* [WORK TO DO]:
Lines containing the word "intercept" are the ones to copy from the records below.

[Items from a figure collection]
## Begin
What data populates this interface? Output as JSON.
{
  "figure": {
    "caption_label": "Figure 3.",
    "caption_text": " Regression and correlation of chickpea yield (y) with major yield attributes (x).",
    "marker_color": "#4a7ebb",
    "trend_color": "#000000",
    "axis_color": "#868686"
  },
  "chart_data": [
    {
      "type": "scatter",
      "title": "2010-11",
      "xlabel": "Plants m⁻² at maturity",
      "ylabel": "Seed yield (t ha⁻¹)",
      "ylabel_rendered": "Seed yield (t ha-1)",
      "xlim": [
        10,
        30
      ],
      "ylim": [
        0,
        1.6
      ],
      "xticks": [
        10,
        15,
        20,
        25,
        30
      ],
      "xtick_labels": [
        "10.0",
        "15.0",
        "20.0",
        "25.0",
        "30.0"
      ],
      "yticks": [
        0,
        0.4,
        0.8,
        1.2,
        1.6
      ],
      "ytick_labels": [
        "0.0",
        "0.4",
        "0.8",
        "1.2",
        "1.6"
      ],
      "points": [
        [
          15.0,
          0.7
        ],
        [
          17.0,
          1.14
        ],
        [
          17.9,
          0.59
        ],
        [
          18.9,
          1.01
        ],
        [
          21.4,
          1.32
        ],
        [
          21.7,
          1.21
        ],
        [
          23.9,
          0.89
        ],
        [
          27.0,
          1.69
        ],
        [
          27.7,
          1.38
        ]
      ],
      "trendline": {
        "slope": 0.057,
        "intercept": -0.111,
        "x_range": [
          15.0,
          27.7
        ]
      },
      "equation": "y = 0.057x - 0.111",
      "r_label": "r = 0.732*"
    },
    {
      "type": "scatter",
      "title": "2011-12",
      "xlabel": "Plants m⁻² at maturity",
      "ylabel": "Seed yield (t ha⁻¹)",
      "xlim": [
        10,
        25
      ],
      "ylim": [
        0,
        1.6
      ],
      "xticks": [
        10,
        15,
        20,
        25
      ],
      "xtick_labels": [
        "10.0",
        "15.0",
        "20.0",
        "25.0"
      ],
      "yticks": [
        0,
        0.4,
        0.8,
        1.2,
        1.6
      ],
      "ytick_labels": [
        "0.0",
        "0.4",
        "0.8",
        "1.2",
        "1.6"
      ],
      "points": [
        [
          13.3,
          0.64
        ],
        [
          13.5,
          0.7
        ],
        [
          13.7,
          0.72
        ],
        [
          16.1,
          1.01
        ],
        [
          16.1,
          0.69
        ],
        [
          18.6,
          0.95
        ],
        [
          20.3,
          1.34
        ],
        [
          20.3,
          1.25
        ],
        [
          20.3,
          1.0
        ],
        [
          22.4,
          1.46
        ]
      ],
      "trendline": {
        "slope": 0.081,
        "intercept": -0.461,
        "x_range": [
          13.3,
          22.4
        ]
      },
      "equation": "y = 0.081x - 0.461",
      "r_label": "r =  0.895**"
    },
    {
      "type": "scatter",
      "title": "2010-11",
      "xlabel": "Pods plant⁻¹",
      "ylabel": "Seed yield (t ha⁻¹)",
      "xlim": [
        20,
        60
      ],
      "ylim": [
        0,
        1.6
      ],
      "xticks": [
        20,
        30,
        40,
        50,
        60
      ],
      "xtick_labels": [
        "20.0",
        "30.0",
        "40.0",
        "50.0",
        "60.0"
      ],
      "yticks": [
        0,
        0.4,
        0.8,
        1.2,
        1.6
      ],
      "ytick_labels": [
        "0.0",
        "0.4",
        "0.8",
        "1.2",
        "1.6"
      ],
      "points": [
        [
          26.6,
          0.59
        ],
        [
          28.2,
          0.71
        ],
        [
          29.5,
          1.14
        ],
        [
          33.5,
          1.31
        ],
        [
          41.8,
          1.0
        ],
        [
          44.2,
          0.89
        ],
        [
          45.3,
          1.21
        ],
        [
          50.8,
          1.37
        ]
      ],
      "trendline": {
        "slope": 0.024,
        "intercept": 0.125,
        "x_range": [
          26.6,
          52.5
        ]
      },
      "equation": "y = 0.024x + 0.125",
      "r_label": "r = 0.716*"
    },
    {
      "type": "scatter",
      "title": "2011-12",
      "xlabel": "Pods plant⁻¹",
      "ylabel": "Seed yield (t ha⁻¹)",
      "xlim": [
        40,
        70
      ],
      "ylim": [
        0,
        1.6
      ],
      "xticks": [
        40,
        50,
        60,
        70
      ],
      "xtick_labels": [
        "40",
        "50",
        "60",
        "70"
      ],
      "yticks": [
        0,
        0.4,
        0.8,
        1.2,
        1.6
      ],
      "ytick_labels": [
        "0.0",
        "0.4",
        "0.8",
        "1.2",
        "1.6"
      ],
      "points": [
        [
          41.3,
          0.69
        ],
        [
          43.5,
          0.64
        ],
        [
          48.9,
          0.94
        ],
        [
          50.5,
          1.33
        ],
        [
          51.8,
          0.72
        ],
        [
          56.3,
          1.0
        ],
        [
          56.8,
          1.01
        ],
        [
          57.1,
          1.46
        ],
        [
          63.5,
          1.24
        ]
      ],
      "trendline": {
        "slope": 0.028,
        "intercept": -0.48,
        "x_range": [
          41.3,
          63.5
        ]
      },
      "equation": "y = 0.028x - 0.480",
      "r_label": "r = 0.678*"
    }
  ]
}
## End
* [FULL RESPONSE]:
        "intercept": -0.111,
        "intercept": -0.461,
        "intercept": 0.125,
        "intercept": -0.48,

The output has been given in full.